• Exercise:
Reproduce each of the lines word for word.

Entries taken from a collection:
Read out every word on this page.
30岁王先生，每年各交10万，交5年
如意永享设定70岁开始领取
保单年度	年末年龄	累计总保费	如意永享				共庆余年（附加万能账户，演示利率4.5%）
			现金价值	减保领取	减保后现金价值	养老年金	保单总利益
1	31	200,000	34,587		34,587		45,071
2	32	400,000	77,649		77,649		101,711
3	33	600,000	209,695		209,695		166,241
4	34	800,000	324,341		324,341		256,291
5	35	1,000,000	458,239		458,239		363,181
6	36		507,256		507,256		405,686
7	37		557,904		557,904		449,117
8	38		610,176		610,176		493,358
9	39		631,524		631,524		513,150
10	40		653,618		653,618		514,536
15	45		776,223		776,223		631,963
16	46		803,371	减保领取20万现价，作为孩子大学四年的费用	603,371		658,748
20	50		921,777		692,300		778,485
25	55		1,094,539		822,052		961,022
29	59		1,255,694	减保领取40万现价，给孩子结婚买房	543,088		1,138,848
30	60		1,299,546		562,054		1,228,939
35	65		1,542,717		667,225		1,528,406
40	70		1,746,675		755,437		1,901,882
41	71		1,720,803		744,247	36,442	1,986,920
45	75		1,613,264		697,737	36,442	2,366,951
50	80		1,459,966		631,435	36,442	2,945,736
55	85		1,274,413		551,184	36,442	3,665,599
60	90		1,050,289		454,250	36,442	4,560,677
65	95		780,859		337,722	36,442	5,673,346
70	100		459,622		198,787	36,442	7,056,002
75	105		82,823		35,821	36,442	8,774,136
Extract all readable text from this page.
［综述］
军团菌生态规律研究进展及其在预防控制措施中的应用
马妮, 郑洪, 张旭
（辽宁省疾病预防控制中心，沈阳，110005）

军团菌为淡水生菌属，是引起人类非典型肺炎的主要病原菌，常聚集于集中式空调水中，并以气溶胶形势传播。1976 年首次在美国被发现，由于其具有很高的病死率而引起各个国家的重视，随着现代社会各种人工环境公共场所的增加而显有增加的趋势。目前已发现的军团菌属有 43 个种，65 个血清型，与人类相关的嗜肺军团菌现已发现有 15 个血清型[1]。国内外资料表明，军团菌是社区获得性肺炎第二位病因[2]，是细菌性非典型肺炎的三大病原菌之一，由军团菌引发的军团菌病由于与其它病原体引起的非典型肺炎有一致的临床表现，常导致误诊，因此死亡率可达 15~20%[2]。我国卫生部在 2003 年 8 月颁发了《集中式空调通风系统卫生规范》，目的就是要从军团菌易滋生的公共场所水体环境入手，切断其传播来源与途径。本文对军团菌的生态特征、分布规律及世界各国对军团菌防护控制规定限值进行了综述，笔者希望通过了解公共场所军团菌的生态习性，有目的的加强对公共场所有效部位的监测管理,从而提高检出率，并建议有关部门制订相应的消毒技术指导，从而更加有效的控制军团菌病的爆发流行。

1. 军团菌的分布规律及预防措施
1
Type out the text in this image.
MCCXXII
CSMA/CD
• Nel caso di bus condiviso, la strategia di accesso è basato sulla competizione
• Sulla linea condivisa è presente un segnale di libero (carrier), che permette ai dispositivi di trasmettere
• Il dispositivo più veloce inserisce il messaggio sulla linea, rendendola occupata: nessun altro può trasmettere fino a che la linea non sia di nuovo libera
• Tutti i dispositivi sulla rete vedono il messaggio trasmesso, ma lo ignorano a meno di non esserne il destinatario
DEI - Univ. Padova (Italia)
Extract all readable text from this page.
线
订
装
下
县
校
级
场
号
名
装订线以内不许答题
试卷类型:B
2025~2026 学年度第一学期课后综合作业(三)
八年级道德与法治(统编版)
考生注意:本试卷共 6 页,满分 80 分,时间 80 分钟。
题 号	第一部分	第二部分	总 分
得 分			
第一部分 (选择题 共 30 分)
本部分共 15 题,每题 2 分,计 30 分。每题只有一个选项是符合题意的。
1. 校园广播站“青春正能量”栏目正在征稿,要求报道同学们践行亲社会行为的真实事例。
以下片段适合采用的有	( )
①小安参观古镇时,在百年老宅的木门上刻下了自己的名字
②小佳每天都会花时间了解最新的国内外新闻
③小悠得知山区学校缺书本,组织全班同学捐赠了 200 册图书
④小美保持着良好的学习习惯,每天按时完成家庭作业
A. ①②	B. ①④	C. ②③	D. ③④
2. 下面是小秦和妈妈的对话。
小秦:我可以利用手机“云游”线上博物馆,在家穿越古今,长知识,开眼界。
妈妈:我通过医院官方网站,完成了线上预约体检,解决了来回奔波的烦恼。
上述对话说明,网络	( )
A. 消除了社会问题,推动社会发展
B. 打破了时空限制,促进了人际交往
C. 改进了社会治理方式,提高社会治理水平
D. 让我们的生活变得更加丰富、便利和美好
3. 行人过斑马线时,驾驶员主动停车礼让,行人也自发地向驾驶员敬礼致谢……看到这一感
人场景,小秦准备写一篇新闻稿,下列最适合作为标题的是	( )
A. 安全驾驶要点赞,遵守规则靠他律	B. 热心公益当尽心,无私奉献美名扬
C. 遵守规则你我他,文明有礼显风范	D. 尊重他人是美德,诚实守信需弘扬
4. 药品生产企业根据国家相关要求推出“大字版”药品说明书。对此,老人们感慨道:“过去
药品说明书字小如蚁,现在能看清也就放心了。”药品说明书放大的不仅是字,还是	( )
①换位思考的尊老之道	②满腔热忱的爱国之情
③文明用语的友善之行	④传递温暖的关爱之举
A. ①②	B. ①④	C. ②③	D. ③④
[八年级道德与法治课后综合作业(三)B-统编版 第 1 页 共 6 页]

• Exercise output:
Read out every word on this page.
30岁王先生，每年各交10万，交5年
如意永享设定70岁开始领取
保单年度	年末年龄	累计总保费	如意永享				共庆余年（附加万能账户，演示利率4.5%）
			现金价值	减保领取	减保后现金价值	养老年金	保单总利益
1	31	200,000	34,587		34,587		45,071
2	32	400,000	77,649		77,649		101,711
3	33	600,000	209,695		209,695		166,241
4	34	800,000	324,341		324,341		256,291
5	35	1,000,000	458,239		458,239		363,181
6	36		507,256		507,256		405,686
7	37		557,904		557,904		449,117
8	38		610,176		610,176		493,358
9	39		631,524		631,524		513,150
10	40		653,618		653,618		514,536
15	45		776,223		776,223		631,963
16	46		803,371	减保领取20万现价，作为孩子大学四年的费用	603,371		658,748
20	50		921,777		692,300		778,485
25	55		1,094,539		822,052		961,022
29	59		1,255,694	减保领取40万现价，给孩子结婚买房	543,088		1,138,848
30	60		1,299,546		562,054		1,228,939
35	65		1,542,717		667,225		1,528,406
40	70		1,746,675		755,437		1,901,882
41	71		1,720,803		744,247	36,442	1,986,920
45	75		1,613,264		697,737	36,442	2,366,951
50	80		1,459,966		631,435	36,442	2,945,736
55	85		1,274,413		551,184	36,442	3,665,599
60	90		1,050,289		454,250	36,442	4,560,677
65	95		780,859		337,722	36,442	5,673,346
70	100		459,622		198,787	36,442	7,056,002
75	105		82,823		35,821	36,442	8,774,136
Extract all readable text from this page.
［综述］
军团菌生态规律研究进展及其在预防控制措施中的应用
马妮, 郑洪, 张旭
（辽宁省疾病预防控制中心，沈阳，110005）

军团菌为淡水生菌属，是引起人类非典型肺炎的主要病原菌，常聚集于集中式空调水中，并以气溶胶形势传播。1976 年首次在美国被发现，由于其具有很高的病死率而引起各个国家的重视，随着现代社会各种人工环境公共场所的增加而显有增加的趋势。目前已发现的军团菌属有 43 个种，65 个血清型，与人类相关的嗜肺军团菌现已发现有 15 个血清型[1]。国内外资料表明，军团菌是社区获得性肺炎第二位病因[2]，是细菌性非典型肺炎的三大病原菌之一，由军团菌引发的军团菌病由于与其它病原体引起的非典型肺炎有一致的临床表现，常导致误诊，因此死亡率可达 15~20%[2]。我国卫生部在 2003 年 8 月颁发了《集中式空调通风系统卫生规范》，目的就是要从军团菌易滋生的公共场所水体环境入手，切断其传播来源与途径。本文对军团菌的生态特征、分布规律及世界各国对军团菌防护控制规定限值进行了综述，笔者希望通过了解公共场所军团菌的生态习性，有目的的加强对公共场所有效部位的监测管理,从而提高检出率，并建议有关部门制订相应的消毒技术指导，从而更加有效的控制军团菌病的爆发流行。

1. 军团菌的分布规律及预防措施
1
Type out the text in this image.
MCCXXII
CSMA/CD
• Nel caso di bus condiviso, la strategia di accesso è basato sulla competizione
• Sulla linea condivisa è presente un segnale di libero (carrier), che permette ai dispositivi di trasmettere
• Il dispositivo più veloce inserisce il messaggio sulla linea, rendendola occupata: nessun altro può trasmettere fino a che la linea non sia di nuovo libera
• Tutti i dispositivi sulla rete vedono il messaggio trasmesso, ma lo ignorano a meno di non esserne il destinatario
DEI - Univ. Padova (Italia)
Extract all readable text from this page.
线
订
装
下
县
校
级
场
号
名
装订线以内不许答题
试卷类型:B
2025~2026 学年度第一学期课后综合作业(三)
八年级道德与法治(统编版)
考生注意:本试卷共 6 页,满分 80 分,时间 80 分钟。
题 号	第一部分	第二部分	总 分
得 分			
第一部分 (选择题 共 30 分)
本部分共 15 题,每题 2 分,计 30 分。每题只有一个选项是符合题意的。
1. 校园广播站“青春正能量”栏目正在征稿,要求报道同学们践行亲社会行为的真实事例。
以下片段适合采用的有	( )
①小安参观古镇时,在百年老宅的木门上刻下了自己的名字
②小佳每天都会花时间了解最新的国内外新闻
③小悠得知山区学校缺书本,组织全班同学捐赠了 200 册图书
④小美保持着良好的学习习惯,每天按时完成家庭作业
A. ①②	B. ①④	C. ②③	D. ③④
2. 下面是小秦和妈妈的对话。
小秦:我可以利用手机“云游”线上博物馆,在家穿越古今,长知识,开眼界。
妈妈:我通过医院官方网站,完成了线上预约体检,解决了来回奔波的烦恼。
上述对话说明,网络	( )
A. 消除了社会问题,推动社会发展
B. 打破了时空限制,促进了人际交往
C. 改进了社会治理方式,提高社会治理水平
D. 让我们的生活变得更加丰富、便利和美好
3. 行人过斑马线时,驾驶员主动停车礼让,行人也自发地向驾驶员敬礼致谢……看到这一感
人场景,小秦准备写一篇新闻稿,下列最适合作为标题的是	( )
A. 安全驾驶要点赞,遵守规则靠他律	B. 热心公益当尽心,无私奉献美名扬
C. 遵守规则你我他,文明有礼显风范	D. 尊重他人是美德,诚实守信需弘扬
4. 药品生产企业根据国家相关要求推出“大字版”药品说明书。对此,老人们感慨道:“过去
药品说明书字小如蚁,现在能看清也就放心了。”药品说明书放大的不仅是字,还是	( )
①换位思考的尊老之道	②满腔热忱的爱国之情
③文明用语的友善之行	④传递温暖的关爱之举
A. ①②	B. ①④	C. ②③	D. ③④
[八年级道德与法治课后综合作业(三)B-统编版 第 1 页 共 6 页]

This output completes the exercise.